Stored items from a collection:
┄┄┄┄┄┄┄┄┄┄┄┄┄┄┄┄┄┄┄┄
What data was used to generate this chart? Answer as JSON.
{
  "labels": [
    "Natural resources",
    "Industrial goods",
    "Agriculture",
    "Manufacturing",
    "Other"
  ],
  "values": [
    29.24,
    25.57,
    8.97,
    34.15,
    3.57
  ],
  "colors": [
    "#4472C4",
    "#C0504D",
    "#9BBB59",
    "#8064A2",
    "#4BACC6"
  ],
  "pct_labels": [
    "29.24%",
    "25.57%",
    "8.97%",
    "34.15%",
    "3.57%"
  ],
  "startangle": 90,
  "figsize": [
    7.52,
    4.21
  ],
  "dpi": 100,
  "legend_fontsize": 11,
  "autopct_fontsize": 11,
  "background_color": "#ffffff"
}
┄┄┄┄┄┄┄┄┄┄┄┄┄┄┄┄┄┄┄┄
Output the full listing exactly as it stands.

What data was used to generate this chart? Answer as JSON.
{
  "labels": [
    "Natural resources",
    "Industrial goods",
    "Agriculture",
    "Manufacturing",
    "Other"
  ],
  "values": [
    29.24,
    25.57,
    8.97,
    34.15,
    3.57
  ],
  "colors": [
    "#4472C4",
    "#C0504D",
    "#9BBB59",
    "#8064A2",
    "#4BACC6"
  ],
  "pct_labels": [
    "29.24%",
    "25.57%",
    "8.97%",
    "34.15%",
    "3.57%"
  ],
  "startangle": 90,
  "figsize": [
    7.52,
    4.21
  ],
  "dpi": 100,
  "legend_fontsize": 11,
  "autopct_fontsize": 11,
  "background_color": "#ffffff"
}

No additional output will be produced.